» Set task:
Look through the lines below and extract any with the word "паричния".

» Records for the exercise:
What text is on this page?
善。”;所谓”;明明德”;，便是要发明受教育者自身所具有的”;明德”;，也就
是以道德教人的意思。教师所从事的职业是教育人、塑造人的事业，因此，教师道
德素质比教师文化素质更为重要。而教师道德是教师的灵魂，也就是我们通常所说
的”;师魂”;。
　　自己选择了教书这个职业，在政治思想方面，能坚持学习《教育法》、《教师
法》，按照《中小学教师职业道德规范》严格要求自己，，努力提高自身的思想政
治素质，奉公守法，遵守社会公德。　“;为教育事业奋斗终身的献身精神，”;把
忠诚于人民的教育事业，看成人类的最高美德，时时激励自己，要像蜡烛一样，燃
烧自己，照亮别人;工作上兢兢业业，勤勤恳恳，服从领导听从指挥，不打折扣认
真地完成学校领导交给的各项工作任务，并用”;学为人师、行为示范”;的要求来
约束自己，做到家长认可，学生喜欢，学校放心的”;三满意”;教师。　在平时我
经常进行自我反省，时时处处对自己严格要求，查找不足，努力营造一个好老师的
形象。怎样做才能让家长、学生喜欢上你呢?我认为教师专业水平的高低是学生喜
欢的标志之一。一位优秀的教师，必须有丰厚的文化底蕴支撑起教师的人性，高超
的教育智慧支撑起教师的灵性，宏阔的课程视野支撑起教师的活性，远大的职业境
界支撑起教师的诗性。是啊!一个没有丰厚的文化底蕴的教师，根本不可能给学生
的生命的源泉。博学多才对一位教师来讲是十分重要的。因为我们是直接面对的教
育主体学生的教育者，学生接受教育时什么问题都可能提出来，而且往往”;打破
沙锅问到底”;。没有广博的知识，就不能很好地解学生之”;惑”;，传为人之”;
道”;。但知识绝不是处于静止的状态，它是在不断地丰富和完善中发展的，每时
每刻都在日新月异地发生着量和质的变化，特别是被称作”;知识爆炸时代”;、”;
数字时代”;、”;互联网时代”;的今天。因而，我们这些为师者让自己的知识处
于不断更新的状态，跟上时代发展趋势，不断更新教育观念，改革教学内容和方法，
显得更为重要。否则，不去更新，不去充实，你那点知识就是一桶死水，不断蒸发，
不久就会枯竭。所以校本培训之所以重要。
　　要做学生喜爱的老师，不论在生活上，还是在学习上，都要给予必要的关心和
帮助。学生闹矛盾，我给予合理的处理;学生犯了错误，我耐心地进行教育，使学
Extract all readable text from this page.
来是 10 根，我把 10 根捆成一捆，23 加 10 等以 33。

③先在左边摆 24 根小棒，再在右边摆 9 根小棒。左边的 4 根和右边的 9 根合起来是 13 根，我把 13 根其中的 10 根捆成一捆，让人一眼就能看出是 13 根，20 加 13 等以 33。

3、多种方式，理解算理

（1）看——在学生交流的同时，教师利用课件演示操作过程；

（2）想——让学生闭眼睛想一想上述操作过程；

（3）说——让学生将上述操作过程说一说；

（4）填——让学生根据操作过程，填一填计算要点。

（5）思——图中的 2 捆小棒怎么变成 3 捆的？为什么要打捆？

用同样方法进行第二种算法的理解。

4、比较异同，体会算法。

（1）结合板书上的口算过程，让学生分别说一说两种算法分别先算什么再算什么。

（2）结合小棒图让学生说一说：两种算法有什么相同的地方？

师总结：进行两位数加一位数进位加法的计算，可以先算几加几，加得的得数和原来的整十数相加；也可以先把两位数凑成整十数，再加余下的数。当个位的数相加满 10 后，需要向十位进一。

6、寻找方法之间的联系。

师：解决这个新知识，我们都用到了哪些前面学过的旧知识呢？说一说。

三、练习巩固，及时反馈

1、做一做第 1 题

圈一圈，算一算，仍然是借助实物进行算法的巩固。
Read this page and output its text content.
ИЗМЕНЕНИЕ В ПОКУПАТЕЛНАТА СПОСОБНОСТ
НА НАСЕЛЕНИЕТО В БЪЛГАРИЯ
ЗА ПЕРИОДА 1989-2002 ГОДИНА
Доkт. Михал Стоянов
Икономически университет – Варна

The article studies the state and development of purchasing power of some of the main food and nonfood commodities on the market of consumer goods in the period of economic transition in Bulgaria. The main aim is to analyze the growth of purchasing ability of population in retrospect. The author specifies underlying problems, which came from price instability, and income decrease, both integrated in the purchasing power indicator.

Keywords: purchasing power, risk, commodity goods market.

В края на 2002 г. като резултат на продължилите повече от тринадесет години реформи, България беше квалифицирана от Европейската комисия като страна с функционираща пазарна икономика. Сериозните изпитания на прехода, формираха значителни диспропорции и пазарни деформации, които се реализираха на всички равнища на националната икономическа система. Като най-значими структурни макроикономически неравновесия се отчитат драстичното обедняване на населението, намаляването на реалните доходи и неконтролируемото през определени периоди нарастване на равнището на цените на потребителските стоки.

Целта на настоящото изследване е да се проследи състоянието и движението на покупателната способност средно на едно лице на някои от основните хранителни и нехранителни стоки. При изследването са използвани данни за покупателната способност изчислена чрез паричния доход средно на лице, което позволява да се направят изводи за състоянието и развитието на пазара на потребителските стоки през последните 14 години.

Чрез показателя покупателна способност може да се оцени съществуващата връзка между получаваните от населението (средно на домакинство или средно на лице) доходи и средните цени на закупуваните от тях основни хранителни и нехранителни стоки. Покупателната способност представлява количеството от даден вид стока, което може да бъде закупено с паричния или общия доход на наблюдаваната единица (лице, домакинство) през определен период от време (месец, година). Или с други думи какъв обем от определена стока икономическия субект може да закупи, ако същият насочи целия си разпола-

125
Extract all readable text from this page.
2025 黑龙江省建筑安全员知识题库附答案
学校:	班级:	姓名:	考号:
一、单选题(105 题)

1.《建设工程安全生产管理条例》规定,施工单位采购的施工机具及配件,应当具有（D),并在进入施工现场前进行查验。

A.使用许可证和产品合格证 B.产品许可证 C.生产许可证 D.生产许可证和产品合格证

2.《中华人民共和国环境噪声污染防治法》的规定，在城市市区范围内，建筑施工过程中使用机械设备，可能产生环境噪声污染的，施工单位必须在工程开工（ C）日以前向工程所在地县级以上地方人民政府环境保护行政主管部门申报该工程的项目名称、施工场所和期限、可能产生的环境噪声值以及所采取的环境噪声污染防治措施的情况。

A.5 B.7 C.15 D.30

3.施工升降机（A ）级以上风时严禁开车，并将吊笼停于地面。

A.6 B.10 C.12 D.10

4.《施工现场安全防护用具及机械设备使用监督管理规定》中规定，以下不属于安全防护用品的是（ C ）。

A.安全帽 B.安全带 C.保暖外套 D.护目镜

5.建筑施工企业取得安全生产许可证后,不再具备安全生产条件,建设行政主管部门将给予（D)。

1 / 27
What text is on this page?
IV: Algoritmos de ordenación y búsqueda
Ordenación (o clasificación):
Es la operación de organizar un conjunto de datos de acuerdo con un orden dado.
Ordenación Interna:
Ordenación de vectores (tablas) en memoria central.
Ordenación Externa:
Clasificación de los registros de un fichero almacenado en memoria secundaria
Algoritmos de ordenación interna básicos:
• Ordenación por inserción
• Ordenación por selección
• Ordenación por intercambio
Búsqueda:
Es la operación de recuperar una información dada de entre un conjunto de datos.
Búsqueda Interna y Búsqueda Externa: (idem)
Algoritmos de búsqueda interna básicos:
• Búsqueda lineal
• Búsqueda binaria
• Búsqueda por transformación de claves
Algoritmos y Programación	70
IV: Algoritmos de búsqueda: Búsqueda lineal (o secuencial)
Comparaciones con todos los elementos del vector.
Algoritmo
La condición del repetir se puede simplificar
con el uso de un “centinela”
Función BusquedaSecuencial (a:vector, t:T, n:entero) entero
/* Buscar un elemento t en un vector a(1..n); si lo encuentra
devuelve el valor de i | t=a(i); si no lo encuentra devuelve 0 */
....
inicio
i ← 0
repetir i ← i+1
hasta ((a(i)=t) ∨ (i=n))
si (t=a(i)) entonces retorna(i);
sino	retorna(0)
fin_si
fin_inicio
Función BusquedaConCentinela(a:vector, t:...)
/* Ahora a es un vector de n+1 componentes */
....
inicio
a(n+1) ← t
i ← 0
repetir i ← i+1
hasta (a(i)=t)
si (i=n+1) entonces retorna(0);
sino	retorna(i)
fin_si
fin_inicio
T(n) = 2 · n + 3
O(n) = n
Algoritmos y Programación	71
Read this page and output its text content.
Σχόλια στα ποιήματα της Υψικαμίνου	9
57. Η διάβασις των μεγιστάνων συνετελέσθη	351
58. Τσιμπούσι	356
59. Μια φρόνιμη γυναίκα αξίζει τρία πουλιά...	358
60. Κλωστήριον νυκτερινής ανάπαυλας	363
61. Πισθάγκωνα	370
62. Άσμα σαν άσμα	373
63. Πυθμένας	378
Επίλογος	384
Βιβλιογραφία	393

» The answer:
Целта на настоящото изследване е да се проследи състоянието и движението на покупателната способност средно на едно лице на някои от основните хранителни и нехранителни стоки. При изследването са използвани данни за покупателната способност изчислена чрез паричния доход средно на лице, което позволява да се направят изводи за състоянието и развитието на пазара на потребителските стоки през последните 14 години.
Чрез показателя покупателна способност може да се оцени съществуващата връзка между получаваните от населението (средно на домакинство или средно на лице) доходи и средните цени на закупуваните от тях основни хранителни и нехранителни стоки. Покупателната способност представлява количеството от даден вид стока, което може да бъде закупено с паричния или общия доход на наблюдаваната единица (лице, домакинство) през определен период от време (месец, година). Или с други думи какъв обем от определена стока икономическия субект може да закупи, ако същият насочи целия си разпола-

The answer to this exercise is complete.